-- Begin --

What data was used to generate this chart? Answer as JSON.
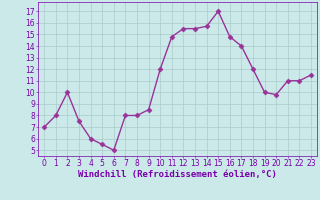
{
  "x": [
    0,
    1,
    2,
    3,
    4,
    5,
    6,
    7,
    8,
    9,
    10,
    11,
    12,
    13,
    14,
    15,
    16,
    17,
    18,
    19,
    20,
    21,
    22,
    23
  ],
  "y": [
    7,
    8,
    10,
    7.5,
    6,
    5.5,
    5,
    8,
    8,
    8.5,
    12,
    14.8,
    15.5,
    15.5,
    15.7,
    17,
    14.8,
    14,
    12,
    10,
    9.8,
    11,
    11,
    11.5
  ],
  "line_color": "#993399",
  "marker": "D",
  "markersize": 2.5,
  "linewidth": 1.0,
  "background_color": "#cce9e9",
  "grid_color": "#aacccc",
  "xlabel": "Windchill (Refroidissement éolien,°C)",
  "xlabel_fontsize": 6.5,
  "tick_color": "#7700aa",
  "tick_fontsize": 5.5,
  "ylim": [
    4.5,
    17.8
  ],
  "xlim": [
    -0.5,
    23.5
  ],
  "yticks": [
    5,
    6,
    7,
    8,
    9,
    10,
    11,
    12,
    13,
    14,
    15,
    16,
    17
  ],
  "xticks": [
    0,
    1,
    2,
    3,
    4,
    5,
    6,
    7,
    8,
    9,
    10,
    11,
    12,
    13,
    14,
    15,
    16,
    17,
    18,
    19,
    20,
    21,
    22,
    23
  ]
}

-- End --

→ **Work to be completed**:
Using the records above, output their complete text exactly, minus any images.

→ **Result**:
What data was used to generate this chart? Answer as JSON.
{
  "x": [
    0,
    1,
    2,
    3,
    4,
    5,
    6,
    7,
    8,
    9,
    10,
    11,
    12,
    13,
    14,
    15,
    16,
    17,
    18,
    19,
    20,
    21,
    22,
    23
  ],
  "y": [
    7,
    8,
    10,
    7.5,
    6,
    5.5,
    5,
    8,
    8,
    8.5,
    12,
    14.8,
    15.5,
    15.5,
    15.7,
    17,
    14.8,
    14,
    12,
    10,
    9.8,
    11,
    11,
    11.5
  ],
  "line_color": "#993399",
  "marker": "D",
  "markersize": 2.5,
  "linewidth": 1.0,
  "background_color": "#cce9e9",
  "grid_color": "#aacccc",
  "xlabel": "Windchill (Refroidissement éolien,°C)",
  "xlabel_fontsize": 6.5,
  "tick_color": "#7700aa",
  "tick_fontsize": 5.5,
  "ylim": [
    4.5,
    17.8
  ],
  "xlim": [
    -0.5,
    23.5
  ],
  "yticks": [
    5,
    6,
    7,
    8,
    9,
    10,
    11,
    12,
    13,
    14,
    15,
    16,
    17
  ],
  "xticks": [
    0,
    1,
    2,
    3,
    4,
    5,
    6,
    7,
    8,
    9,
    10,
    11,
    12,
    13,
    14,
    15,
    16,
    17,
    18,
    19,
    20,
    21,
    22,
    23
  ]
}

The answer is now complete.